• _MATERIAL FOR THE TASK_
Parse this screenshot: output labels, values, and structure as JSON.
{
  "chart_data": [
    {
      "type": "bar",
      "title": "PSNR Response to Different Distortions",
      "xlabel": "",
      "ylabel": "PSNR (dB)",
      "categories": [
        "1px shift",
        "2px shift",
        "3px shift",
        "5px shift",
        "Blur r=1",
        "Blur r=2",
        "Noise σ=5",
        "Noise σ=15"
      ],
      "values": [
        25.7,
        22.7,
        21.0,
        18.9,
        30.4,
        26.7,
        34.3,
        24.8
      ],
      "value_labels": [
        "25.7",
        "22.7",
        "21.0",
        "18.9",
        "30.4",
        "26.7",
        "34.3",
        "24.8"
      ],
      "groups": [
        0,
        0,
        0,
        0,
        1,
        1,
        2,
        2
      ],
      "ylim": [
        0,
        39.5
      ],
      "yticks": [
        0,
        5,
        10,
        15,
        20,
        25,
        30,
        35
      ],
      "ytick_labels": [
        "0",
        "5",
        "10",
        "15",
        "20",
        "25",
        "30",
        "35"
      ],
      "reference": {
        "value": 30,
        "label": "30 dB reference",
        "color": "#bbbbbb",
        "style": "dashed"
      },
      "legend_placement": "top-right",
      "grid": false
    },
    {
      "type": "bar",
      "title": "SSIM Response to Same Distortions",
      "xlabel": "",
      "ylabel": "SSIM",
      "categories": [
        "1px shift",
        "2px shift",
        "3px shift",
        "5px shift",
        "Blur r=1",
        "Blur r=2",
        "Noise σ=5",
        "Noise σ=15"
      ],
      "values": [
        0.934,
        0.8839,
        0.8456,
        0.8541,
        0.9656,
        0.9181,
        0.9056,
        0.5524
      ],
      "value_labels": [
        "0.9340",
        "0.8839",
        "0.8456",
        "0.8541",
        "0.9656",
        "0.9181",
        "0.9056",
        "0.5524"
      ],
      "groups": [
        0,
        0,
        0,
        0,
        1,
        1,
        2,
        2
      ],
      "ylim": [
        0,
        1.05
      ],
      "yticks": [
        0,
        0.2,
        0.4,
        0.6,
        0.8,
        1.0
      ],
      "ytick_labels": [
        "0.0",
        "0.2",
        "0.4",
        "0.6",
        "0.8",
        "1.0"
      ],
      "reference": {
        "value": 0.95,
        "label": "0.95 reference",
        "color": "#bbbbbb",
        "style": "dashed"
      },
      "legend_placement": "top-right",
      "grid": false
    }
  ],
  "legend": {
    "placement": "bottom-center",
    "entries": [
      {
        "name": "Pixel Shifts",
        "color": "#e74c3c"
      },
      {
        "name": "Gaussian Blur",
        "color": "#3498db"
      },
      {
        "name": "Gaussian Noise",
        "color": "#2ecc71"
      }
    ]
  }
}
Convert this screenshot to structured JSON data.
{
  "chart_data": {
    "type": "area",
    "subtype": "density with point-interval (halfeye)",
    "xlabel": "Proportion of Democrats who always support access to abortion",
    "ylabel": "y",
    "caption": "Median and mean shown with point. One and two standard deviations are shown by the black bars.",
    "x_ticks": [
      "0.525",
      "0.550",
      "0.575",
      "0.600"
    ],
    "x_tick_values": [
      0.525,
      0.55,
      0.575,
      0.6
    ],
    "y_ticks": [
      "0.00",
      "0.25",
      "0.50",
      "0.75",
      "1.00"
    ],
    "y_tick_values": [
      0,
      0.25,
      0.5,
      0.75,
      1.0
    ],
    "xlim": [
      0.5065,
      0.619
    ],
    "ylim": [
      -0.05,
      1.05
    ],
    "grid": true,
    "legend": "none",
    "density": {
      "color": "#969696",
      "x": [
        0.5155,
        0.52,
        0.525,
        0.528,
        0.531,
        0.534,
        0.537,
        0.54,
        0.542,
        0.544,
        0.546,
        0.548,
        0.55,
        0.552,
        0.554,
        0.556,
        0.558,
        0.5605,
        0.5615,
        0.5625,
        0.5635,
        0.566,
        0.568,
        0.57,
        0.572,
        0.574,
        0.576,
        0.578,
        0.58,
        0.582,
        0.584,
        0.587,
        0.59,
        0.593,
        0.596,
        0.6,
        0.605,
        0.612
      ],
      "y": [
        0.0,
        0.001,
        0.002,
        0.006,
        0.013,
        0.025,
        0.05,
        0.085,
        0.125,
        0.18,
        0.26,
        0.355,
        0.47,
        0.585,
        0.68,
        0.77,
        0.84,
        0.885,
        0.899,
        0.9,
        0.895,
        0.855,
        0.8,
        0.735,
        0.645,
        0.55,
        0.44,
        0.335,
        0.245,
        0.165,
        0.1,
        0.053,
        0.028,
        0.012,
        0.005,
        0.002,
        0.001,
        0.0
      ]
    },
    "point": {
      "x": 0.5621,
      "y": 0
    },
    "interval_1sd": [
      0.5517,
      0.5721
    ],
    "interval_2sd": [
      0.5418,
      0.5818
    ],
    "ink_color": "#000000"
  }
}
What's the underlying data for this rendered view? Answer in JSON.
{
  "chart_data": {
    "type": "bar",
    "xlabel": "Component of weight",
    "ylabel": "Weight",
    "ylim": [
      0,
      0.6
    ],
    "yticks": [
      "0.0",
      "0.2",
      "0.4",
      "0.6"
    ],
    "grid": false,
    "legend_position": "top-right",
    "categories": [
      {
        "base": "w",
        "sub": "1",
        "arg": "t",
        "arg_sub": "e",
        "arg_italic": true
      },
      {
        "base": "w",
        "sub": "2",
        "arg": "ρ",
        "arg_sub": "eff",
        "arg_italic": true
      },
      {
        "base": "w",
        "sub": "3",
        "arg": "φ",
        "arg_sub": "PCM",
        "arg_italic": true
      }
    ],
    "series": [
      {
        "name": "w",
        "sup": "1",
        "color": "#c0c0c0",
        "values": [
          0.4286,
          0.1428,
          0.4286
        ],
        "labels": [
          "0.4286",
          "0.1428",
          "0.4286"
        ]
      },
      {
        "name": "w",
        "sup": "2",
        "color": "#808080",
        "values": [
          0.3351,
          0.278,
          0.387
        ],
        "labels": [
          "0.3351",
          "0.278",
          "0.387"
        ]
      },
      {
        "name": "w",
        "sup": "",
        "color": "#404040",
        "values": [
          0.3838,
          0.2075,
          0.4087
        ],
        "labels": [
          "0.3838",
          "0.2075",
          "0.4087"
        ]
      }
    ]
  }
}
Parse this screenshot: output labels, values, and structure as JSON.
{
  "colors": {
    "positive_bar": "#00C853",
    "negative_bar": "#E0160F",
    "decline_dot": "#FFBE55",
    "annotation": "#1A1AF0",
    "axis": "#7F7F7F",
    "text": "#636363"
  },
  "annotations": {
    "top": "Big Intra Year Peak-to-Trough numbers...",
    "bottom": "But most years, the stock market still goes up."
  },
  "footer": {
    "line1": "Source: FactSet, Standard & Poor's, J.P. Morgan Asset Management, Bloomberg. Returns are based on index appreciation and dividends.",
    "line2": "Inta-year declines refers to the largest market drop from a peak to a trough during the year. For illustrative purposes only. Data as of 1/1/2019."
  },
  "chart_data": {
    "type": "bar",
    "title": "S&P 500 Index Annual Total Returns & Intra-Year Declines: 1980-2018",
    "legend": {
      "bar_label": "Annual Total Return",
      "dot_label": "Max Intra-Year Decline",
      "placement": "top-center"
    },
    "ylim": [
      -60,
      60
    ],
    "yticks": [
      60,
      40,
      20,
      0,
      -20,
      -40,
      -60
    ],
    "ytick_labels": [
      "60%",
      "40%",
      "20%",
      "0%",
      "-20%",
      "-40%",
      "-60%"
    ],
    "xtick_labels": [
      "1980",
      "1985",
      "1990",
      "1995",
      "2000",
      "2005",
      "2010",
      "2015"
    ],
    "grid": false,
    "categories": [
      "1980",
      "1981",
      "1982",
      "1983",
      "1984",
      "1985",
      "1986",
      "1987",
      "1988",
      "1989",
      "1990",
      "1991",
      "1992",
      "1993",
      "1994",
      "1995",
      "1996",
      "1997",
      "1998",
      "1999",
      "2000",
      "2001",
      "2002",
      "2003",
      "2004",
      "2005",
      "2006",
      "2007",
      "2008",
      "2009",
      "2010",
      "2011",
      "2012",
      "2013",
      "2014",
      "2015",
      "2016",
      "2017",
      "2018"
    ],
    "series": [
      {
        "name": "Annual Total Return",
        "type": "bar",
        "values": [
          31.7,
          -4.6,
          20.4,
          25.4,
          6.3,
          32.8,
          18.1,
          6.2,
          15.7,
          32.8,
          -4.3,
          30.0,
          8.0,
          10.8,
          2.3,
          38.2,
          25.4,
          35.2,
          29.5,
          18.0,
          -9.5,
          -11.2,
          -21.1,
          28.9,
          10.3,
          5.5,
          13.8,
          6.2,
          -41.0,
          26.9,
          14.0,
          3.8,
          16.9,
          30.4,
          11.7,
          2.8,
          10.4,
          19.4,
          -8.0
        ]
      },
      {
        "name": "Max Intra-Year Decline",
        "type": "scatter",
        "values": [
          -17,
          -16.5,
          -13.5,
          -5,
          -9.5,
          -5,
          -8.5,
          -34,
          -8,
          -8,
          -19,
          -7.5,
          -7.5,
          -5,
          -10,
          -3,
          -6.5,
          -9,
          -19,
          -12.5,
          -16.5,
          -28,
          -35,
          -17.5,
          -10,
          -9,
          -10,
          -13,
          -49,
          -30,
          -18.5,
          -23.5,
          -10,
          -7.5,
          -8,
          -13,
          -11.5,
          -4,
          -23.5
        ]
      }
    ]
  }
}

• _EXERCISE AIM_
Search the lines for the string "Distortions" and copy every line that has it.

• _EXERCISE OUTPUT_
      "title": "PSNR Response to Different Distortions",
      "title": "SSIM Response to Same Distortions",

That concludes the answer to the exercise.